» What you are asked to do: Write out every entry precisely as given, leaving the pictures out.

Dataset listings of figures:
* * * *
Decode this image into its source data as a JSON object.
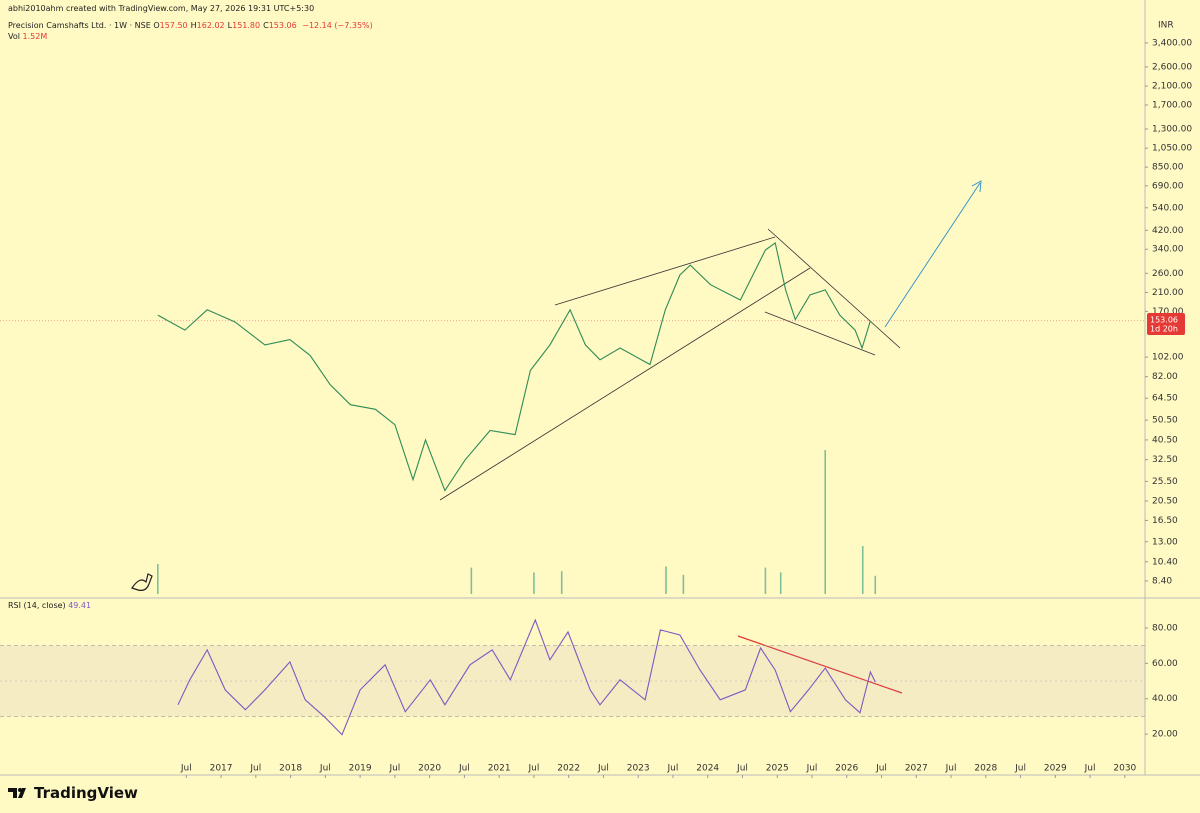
{
  "header": {
    "credit": "abhi2010ahm created with TradingView.com, May 27, 2026 19:31 UTC+5:30",
    "symbol": "Precision Camshafts Ltd. · 1W · NSE",
    "ohlc": [
      {
        "label": "O",
        "value": "157.50"
      },
      {
        "label": "H",
        "value": "162.02"
      },
      {
        "label": "L",
        "value": "151.80"
      },
      {
        "label": "C",
        "value": "153.06"
      }
    ],
    "change": "−12.14 (−7.35%)",
    "currency": "INR",
    "price_tag": {
      "price": "153.06",
      "countdown": "1d 20h"
    },
    "brand": "TradingView"
  },
  "chart_data": [
    {
      "type": "line",
      "log_scale": true,
      "color": "#2e8b57",
      "x": [
        2016.09,
        2016.48,
        2016.8,
        2017.2,
        2017.63,
        2017.99,
        2018.28,
        2018.57,
        2018.86,
        2019.22,
        2019.5,
        2019.76,
        2019.94,
        2020.22,
        2020.51,
        2020.87,
        2021.23,
        2021.45,
        2021.73,
        2022.02,
        2022.24,
        2022.45,
        2022.74,
        2023.17,
        2023.39,
        2023.6,
        2023.75,
        2024.04,
        2024.47,
        2024.83,
        2024.97,
        2025.12,
        2025.26,
        2025.47,
        2025.69,
        2025.9,
        2026.12,
        2026.22,
        2026.34
      ],
      "values": [
        163,
        138,
        173,
        151,
        117,
        124,
        104,
        75,
        60,
        57,
        48,
        26,
        40.5,
        23,
        32.4,
        45,
        43,
        88,
        117,
        173,
        117,
        99,
        113,
        94,
        173,
        255,
        285,
        229,
        193,
        337,
        365,
        216,
        155,
        204,
        216,
        163,
        138,
        113,
        153.06
      ],
      "xlim": [
        2013.82,
        2030.29
      ],
      "ylim": [
        7.02,
        5486
      ],
      "yticks": [
        {
          "value": 3400,
          "label": "3,400.00"
        },
        {
          "value": 2600,
          "label": "2,600.00"
        },
        {
          "value": 2100,
          "label": "2,100.00"
        },
        {
          "value": 1700,
          "label": "1,700.00"
        },
        {
          "value": 1300,
          "label": "1,300.00"
        },
        {
          "value": 1050,
          "label": "1,050.00"
        },
        {
          "value": 850,
          "label": "850.00"
        },
        {
          "value": 690,
          "label": "690.00"
        },
        {
          "value": 540,
          "label": "540.00"
        },
        {
          "value": 420,
          "label": "420.00"
        },
        {
          "value": 340,
          "label": "340.00"
        },
        {
          "value": 260,
          "label": "260.00"
        },
        {
          "value": 210,
          "label": "210.00"
        },
        {
          "value": 170,
          "label": "170.00"
        },
        {
          "value": 102,
          "label": "102.00"
        },
        {
          "value": 82,
          "label": "82.00"
        },
        {
          "value": 64.5,
          "label": "64.50"
        },
        {
          "value": 50.5,
          "label": "50.50"
        },
        {
          "value": 40.5,
          "label": "40.50"
        },
        {
          "value": 32.5,
          "label": "32.50"
        },
        {
          "value": 25.5,
          "label": "25.50"
        },
        {
          "value": 20.5,
          "label": "20.50"
        },
        {
          "value": 16.5,
          "label": "16.50"
        },
        {
          "value": 13,
          "label": "13.00"
        },
        {
          "value": 10.4,
          "label": "10.40"
        },
        {
          "value": 8.4,
          "label": "8.40"
        }
      ],
      "volume": {
        "name": "Vol",
        "color": "#7fbf9a",
        "x": [
          2016.09,
          2020.6,
          2021.5,
          2021.9,
          2023.4,
          2023.65,
          2024.83,
          2025.05,
          2025.69,
          2026.23,
          2026.41
        ],
        "values": [
          2500000,
          2200000,
          1800000,
          1900000,
          2300000,
          1600000,
          2200000,
          1800000,
          12000000,
          4000000,
          1520000
        ],
        "value_labels": [
          null,
          null,
          null,
          null,
          null,
          null,
          null,
          null,
          null,
          null,
          "1.52M"
        ]
      }
    },
    {
      "type": "line",
      "title": "RSI (14, close)",
      "color": "#7e57c2",
      "bands": [
        30,
        70
      ],
      "midline": 50,
      "x": [
        2016.38,
        2016.55,
        2016.8,
        2017.06,
        2017.35,
        2017.63,
        2017.99,
        2018.21,
        2018.5,
        2018.74,
        2019.0,
        2019.36,
        2019.65,
        2020.01,
        2020.22,
        2020.58,
        2020.9,
        2021.16,
        2021.52,
        2021.73,
        2021.99,
        2022.31,
        2022.45,
        2022.74,
        2023.1,
        2023.32,
        2023.6,
        2023.89,
        2024.18,
        2024.54,
        2024.76,
        2024.97,
        2025.19,
        2025.45,
        2025.69,
        2025.98,
        2026.19,
        2026.34,
        2026.41
      ],
      "values": [
        36.6,
        50.7,
        67.6,
        45,
        33.8,
        45,
        60.8,
        39.4,
        29.3,
        19.7,
        45,
        59.2,
        32.7,
        50.7,
        36.6,
        59.2,
        67.6,
        50.7,
        84.5,
        62,
        77.7,
        45,
        36.6,
        50.7,
        39.4,
        78.9,
        76,
        56.2,
        39.4,
        45,
        68.7,
        56.2,
        32.7,
        45,
        57.3,
        39.4,
        32.1,
        55.1,
        49.41
      ],
      "last_label": "49.41",
      "xlim": [
        2013.82,
        2030.29
      ],
      "ylim": [
        -3.1,
        95.8
      ],
      "yticks": [
        {
          "value": 80,
          "label": "80.00"
        },
        {
          "value": 60,
          "label": "60.00"
        },
        {
          "value": 40,
          "label": "40.00"
        },
        {
          "value": 20,
          "label": "20.00"
        }
      ],
      "xticks": [
        {
          "value": 2016.5,
          "label": "Jul"
        },
        2017,
        {
          "value": 2017.5,
          "label": "Jul"
        },
        2018,
        {
          "value": 2018.5,
          "label": "Jul"
        },
        2019,
        {
          "value": 2019.5,
          "label": "Jul"
        },
        2020,
        {
          "value": 2020.5,
          "label": "Jul"
        },
        2021,
        {
          "value": 2021.5,
          "label": "Jul"
        },
        2022,
        {
          "value": 2022.5,
          "label": "Jul"
        },
        2023,
        {
          "value": 2023.5,
          "label": "Jul"
        },
        2024,
        {
          "value": 2024.5,
          "label": "Jul"
        },
        2025,
        {
          "value": 2025.5,
          "label": "Jul"
        },
        2026,
        {
          "value": 2026.5,
          "label": "Jul"
        },
        2027,
        {
          "value": 2027.5,
          "label": "Jul"
        },
        2028,
        {
          "value": 2028.5,
          "label": "Jul"
        },
        2029,
        {
          "value": 2029.5,
          "label": "Jul"
        },
        2030
      ]
    }
  ]
}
* * * *
» Task answer:
Decode this image into its source data as a JSON object.
{
  "header": {
    "credit": "abhi2010ahm created with TradingView.com, May 27, 2026 19:31 UTC+5:30",
    "symbol": "Precision Camshafts Ltd. · 1W · NSE",
    "ohlc": [
      {
        "label": "O",
        "value": "157.50"
      },
      {
        "label": "H",
        "value": "162.02"
      },
      {
        "label": "L",
        "value": "151.80"
      },
      {
        "label": "C",
        "value": "153.06"
      }
    ],
    "change": "−12.14 (−7.35%)",
    "currency": "INR",
    "price_tag": {
      "price": "153.06",
      "countdown": "1d 20h"
    },
    "brand": "TradingView"
  },
  "chart_data": [
    {
      "type": "line",
      "log_scale": true,
      "color": "#2e8b57",
      "x": [
        2016.09,
        2016.48,
        2016.8,
        2017.2,
        2017.63,
        2017.99,
        2018.28,
        2018.57,
        2018.86,
        2019.22,
        2019.5,
        2019.76,
        2019.94,
        2020.22,
        2020.51,
        2020.87,
        2021.23,
        2021.45,
        2021.73,
        2022.02,
        2022.24,
        2022.45,
        2022.74,
        2023.17,
        2023.39,
        2023.6,
        2023.75,
        2024.04,
        2024.47,
        2024.83,
        2024.97,
        2025.12,
        2025.26,
        2025.47,
        2025.69,
        2025.9,
        2026.12,
        2026.22,
        2026.34
      ],
      "values": [
        163,
        138,
        173,
        151,
        117,
        124,
        104,
        75,
        60,
        57,
        48,
        26,
        40.5,
        23,
        32.4,
        45,
        43,
        88,
        117,
        173,
        117,
        99,
        113,
        94,
        173,
        255,
        285,
        229,
        193,
        337,
        365,
        216,
        155,
        204,
        216,
        163,
        138,
        113,
        153.06
      ],
      "xlim": [
        2013.82,
        2030.29
      ],
      "ylim": [
        7.02,
        5486
      ],
      "yticks": [
        {
          "value": 3400,
          "label": "3,400.00"
        },
        {
          "value": 2600,
          "label": "2,600.00"
        },
        {
          "value": 2100,
          "label": "2,100.00"
        },
        {
          "value": 1700,
          "label": "1,700.00"
        },
        {
          "value": 1300,
          "label": "1,300.00"
        },
        {
          "value": 1050,
          "label": "1,050.00"
        },
        {
          "value": 850,
          "label": "850.00"
        },
        {
          "value": 690,
          "label": "690.00"
        },
        {
          "value": 540,
          "label": "540.00"
        },
        {
          "value": 420,
          "label": "420.00"
        },
        {
          "value": 340,
          "label": "340.00"
        },
        {
          "value": 260,
          "label": "260.00"
        },
        {
          "value": 210,
          "label": "210.00"
        },
        {
          "value": 170,
          "label": "170.00"
        },
        {
          "value": 102,
          "label": "102.00"
        },
        {
          "value": 82,
          "label": "82.00"
        },
        {
          "value": 64.5,
          "label": "64.50"
        },
        {
          "value": 50.5,
          "label": "50.50"
        },
        {
          "value": 40.5,
          "label": "40.50"
        },
        {
          "value": 32.5,
          "label": "32.50"
        },
        {
          "value": 25.5,
          "label": "25.50"
        },
        {
          "value": 20.5,
          "label": "20.50"
        },
        {
          "value": 16.5,
          "label": "16.50"
        },
        {
          "value": 13,
          "label": "13.00"
        },
        {
          "value": 10.4,
          "label": "10.40"
        },
        {
          "value": 8.4,
          "label": "8.40"
        }
      ],
      "volume": {
        "name": "Vol",
        "color": "#7fbf9a",
        "x": [
          2016.09,
          2020.6,
          2021.5,
          2021.9,
          2023.4,
          2023.65,
          2024.83,
          2025.05,
          2025.69,
          2026.23,
          2026.41
        ],
        "values": [
          2500000,
          2200000,
          1800000,
          1900000,
          2300000,
          1600000,
          2200000,
          1800000,
          12000000,
          4000000,
          1520000
        ],
        "value_labels": [
          null,
          null,
          null,
          null,
          null,
          null,
          null,
          null,
          null,
          null,
          "1.52M"
        ]
      }
    },
    {
      "type": "line",
      "title": "RSI (14, close)",
      "color": "#7e57c2",
      "bands": [
        30,
        70
      ],
      "midline": 50,
      "x": [
        2016.38,
        2016.55,
        2016.8,
        2017.06,
        2017.35,
        2017.63,
        2017.99,
        2018.21,
        2018.5,
        2018.74,
        2019.0,
        2019.36,
        2019.65,
        2020.01,
        2020.22,
        2020.58,
        2020.9,
        2021.16,
        2021.52,
        2021.73,
        2021.99,
        2022.31,
        2022.45,
        2022.74,
        2023.1,
        2023.32,
        2023.6,
        2023.89,
        2024.18,
        2024.54,
        2024.76,
        2024.97,
        2025.19,
        2025.45,
        2025.69,
        2025.98,
        2026.19,
        2026.34,
        2026.41
      ],
      "values": [
        36.6,
        50.7,
        67.6,
        45,
        33.8,
        45,
        60.8,
        39.4,
        29.3,
        19.7,
        45,
        59.2,
        32.7,
        50.7,
        36.6,
        59.2,
        67.6,
        50.7,
        84.5,
        62,
        77.7,
        45,
        36.6,
        50.7,
        39.4,
        78.9,
        76,
        56.2,
        39.4,
        45,
        68.7,
        56.2,
        32.7,
        45,
        57.3,
        39.4,
        32.1,
        55.1,
        49.41
      ],
      "last_label": "49.41",
      "xlim": [
        2013.82,
        2030.29
      ],
      "ylim": [
        -3.1,
        95.8
      ],
      "yticks": [
        {
          "value": 80,
          "label": "80.00"
        },
        {
          "value": 60,
          "label": "60.00"
        },
        {
          "value": 40,
          "label": "40.00"
        },
        {
          "value": 20,
          "label": "20.00"
        }
      ],
      "xticks": [
        {
          "value": 2016.5,
          "label": "Jul"
        },
        2017,
        {
          "value": 2017.5,
          "label": "Jul"
        },
        2018,
        {
          "value": 2018.5,
          "label": "Jul"
        },
        2019,
        {
          "value": 2019.5,
          "label": "Jul"
        },
        2020,
        {
          "value": 2020.5,
          "label": "Jul"
        },
        2021,
        {
          "value": 2021.5,
          "label": "Jul"
        },
        2022,
        {
          "value": 2022.5,
          "label": "Jul"
        },
        2023,
        {
          "value": 2023.5,
          "label": "Jul"
        },
        2024,
        {
          "value": 2024.5,
          "label": "Jul"
        },
        2025,
        {
          "value": 2025.5,
          "label": "Jul"
        },
        2026,
        {
          "value": 2026.5,
          "label": "Jul"
        },
        2027,
        {
          "value": 2027.5,
          "label": "Jul"
        },
        2028,
        {
          "value": 2028.5,
          "label": "Jul"
        },
        2029,
        {
          "value": 2029.5,
          "label": "Jul"
        },
        2030
      ]
    }
  ]
}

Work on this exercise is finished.